▸ **Data to use**
--
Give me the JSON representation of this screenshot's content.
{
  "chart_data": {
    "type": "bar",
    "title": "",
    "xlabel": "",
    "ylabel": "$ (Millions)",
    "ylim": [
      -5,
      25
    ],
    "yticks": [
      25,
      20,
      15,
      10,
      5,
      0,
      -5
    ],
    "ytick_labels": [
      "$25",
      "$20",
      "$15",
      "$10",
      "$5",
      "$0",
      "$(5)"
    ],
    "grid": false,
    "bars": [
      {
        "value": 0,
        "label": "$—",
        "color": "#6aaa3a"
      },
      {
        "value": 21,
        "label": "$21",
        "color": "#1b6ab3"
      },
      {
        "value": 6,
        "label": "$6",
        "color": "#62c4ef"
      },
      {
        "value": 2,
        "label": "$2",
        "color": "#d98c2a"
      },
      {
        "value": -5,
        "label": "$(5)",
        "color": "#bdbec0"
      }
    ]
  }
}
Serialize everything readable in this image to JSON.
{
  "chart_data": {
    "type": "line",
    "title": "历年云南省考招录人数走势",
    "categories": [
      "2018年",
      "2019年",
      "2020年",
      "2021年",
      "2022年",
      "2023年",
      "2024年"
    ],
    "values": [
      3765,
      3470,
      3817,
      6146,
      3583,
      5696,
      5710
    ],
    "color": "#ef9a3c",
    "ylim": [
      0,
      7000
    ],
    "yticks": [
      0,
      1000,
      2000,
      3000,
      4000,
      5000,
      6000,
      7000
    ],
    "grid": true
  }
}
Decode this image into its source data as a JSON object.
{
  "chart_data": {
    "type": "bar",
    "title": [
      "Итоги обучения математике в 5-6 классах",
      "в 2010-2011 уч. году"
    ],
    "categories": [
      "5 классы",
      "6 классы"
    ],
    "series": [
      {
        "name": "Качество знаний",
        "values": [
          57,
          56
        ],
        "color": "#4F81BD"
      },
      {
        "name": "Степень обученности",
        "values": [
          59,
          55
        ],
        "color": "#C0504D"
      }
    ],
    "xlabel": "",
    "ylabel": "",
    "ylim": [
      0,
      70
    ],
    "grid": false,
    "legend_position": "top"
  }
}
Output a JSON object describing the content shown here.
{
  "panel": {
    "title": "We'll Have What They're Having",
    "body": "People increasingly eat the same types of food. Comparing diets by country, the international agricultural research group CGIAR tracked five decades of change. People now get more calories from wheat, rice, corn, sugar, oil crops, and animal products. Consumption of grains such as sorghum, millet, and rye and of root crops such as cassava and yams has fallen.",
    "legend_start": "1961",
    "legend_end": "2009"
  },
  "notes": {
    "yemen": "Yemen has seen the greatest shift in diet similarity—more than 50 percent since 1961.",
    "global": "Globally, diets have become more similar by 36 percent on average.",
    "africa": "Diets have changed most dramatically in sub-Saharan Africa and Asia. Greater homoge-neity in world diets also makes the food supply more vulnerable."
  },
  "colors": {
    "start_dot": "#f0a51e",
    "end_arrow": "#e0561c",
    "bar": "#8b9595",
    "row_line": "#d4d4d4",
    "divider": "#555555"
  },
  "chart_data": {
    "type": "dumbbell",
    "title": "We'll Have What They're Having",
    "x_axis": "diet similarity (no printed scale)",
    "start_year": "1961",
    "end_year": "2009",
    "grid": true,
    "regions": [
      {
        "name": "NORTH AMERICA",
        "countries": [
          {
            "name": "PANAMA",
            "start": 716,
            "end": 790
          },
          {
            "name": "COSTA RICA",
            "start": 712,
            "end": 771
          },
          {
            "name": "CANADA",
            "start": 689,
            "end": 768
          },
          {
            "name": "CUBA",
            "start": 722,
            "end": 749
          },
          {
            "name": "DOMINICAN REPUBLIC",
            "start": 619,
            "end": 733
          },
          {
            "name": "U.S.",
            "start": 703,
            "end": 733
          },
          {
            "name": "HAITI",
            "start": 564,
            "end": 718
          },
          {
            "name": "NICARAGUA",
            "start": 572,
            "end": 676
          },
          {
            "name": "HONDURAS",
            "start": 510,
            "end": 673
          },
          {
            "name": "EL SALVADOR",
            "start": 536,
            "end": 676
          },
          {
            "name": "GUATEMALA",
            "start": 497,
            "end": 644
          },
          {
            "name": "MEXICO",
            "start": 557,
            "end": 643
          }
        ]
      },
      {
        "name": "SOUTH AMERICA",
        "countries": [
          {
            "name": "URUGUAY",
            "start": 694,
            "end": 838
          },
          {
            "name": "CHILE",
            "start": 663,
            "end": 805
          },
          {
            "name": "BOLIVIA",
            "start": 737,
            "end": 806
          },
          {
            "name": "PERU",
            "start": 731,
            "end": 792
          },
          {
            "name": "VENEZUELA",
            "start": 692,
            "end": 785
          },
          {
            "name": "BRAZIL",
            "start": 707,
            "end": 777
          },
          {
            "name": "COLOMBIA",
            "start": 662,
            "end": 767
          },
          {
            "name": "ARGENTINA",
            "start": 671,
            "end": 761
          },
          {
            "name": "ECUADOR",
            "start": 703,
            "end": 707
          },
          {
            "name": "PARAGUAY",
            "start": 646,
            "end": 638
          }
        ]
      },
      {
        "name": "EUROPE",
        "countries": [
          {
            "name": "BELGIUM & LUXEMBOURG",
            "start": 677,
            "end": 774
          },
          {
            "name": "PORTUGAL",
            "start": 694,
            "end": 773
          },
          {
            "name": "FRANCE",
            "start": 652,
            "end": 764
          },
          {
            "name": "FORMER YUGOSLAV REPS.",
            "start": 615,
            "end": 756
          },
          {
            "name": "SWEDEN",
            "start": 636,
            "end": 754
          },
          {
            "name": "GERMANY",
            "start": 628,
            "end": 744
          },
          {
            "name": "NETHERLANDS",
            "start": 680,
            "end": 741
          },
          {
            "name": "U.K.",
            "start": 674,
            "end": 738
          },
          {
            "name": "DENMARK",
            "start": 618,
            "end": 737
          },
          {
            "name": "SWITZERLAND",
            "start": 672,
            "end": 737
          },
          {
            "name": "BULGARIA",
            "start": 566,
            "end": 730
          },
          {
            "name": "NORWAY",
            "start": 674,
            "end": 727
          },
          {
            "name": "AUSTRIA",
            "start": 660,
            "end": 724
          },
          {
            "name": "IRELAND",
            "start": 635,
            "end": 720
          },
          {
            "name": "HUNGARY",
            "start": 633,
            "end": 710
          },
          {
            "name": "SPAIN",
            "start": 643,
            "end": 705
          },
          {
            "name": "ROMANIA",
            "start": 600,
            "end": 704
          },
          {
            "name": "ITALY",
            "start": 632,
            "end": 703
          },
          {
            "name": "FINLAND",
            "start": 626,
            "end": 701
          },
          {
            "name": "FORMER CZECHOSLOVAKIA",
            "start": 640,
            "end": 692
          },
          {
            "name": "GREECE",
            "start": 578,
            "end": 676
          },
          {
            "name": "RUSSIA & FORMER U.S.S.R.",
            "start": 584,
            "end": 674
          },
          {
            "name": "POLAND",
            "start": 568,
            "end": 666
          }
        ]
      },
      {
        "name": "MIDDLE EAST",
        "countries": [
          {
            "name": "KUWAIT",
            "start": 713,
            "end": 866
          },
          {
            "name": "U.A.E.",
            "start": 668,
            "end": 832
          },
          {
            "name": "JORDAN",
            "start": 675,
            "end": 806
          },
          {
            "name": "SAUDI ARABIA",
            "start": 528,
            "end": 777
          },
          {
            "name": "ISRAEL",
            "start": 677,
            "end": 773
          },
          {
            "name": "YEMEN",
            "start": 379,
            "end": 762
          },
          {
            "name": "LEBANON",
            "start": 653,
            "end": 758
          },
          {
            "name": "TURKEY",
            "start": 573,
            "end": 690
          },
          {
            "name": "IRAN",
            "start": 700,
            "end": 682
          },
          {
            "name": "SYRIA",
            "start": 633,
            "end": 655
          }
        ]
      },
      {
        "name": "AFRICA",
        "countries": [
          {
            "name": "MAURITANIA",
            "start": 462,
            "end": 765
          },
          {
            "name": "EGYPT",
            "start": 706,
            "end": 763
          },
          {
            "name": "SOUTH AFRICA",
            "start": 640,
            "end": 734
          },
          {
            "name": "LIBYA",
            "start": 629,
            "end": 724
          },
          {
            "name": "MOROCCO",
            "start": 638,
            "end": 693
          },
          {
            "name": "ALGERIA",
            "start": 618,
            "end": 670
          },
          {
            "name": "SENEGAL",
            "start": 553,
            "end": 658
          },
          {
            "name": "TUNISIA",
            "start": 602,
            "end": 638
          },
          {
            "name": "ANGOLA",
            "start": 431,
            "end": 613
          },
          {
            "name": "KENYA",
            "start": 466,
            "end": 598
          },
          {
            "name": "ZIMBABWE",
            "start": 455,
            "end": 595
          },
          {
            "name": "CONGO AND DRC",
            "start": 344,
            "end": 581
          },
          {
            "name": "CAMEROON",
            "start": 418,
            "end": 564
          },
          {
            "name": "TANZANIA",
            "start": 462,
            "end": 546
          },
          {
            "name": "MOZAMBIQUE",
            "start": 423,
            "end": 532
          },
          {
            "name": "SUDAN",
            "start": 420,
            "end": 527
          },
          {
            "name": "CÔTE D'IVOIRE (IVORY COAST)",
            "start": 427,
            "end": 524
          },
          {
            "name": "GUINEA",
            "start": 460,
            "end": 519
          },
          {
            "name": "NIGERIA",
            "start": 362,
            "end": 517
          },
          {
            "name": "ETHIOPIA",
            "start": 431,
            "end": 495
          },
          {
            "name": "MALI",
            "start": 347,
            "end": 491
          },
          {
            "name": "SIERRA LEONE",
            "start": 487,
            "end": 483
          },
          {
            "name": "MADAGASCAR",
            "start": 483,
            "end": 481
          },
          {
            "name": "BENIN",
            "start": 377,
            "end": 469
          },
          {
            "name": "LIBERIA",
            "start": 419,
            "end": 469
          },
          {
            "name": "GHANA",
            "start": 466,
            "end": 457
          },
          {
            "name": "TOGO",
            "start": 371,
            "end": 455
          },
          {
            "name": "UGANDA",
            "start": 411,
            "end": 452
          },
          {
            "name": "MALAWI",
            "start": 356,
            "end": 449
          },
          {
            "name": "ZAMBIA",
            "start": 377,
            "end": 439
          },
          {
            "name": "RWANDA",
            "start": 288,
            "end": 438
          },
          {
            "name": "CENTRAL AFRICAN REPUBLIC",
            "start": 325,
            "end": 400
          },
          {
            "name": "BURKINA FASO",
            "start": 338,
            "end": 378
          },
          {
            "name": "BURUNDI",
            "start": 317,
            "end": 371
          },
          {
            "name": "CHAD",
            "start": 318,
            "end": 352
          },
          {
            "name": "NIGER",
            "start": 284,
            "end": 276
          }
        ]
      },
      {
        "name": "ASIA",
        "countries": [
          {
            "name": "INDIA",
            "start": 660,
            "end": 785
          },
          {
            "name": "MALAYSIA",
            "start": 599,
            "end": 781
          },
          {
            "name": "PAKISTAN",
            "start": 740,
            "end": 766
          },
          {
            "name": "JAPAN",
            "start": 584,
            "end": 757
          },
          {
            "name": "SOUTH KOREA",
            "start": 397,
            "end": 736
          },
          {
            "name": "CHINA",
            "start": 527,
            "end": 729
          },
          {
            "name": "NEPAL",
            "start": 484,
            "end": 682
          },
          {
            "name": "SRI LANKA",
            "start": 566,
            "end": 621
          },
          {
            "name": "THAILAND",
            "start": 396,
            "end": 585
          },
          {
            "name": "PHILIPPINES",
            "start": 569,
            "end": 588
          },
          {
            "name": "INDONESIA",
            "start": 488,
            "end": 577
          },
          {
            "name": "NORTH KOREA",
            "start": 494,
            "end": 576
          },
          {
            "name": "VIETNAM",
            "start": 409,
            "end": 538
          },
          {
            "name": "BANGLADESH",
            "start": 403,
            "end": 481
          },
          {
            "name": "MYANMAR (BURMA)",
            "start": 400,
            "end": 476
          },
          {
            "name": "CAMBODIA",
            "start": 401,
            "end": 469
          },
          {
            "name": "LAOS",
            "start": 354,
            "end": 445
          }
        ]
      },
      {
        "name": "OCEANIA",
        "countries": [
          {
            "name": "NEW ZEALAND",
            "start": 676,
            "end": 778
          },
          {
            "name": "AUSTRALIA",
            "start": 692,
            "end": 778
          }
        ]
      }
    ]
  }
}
--
▸ **Problem requirements**
Select, from the listing, all lines that include the word "title".

▸ **Task result**
    "title": "",
    "title": "历年云南省考招录人数走势",
    "title": [
    "title": "We'll Have What They're Having",
    "title": "We'll Have What They're Having",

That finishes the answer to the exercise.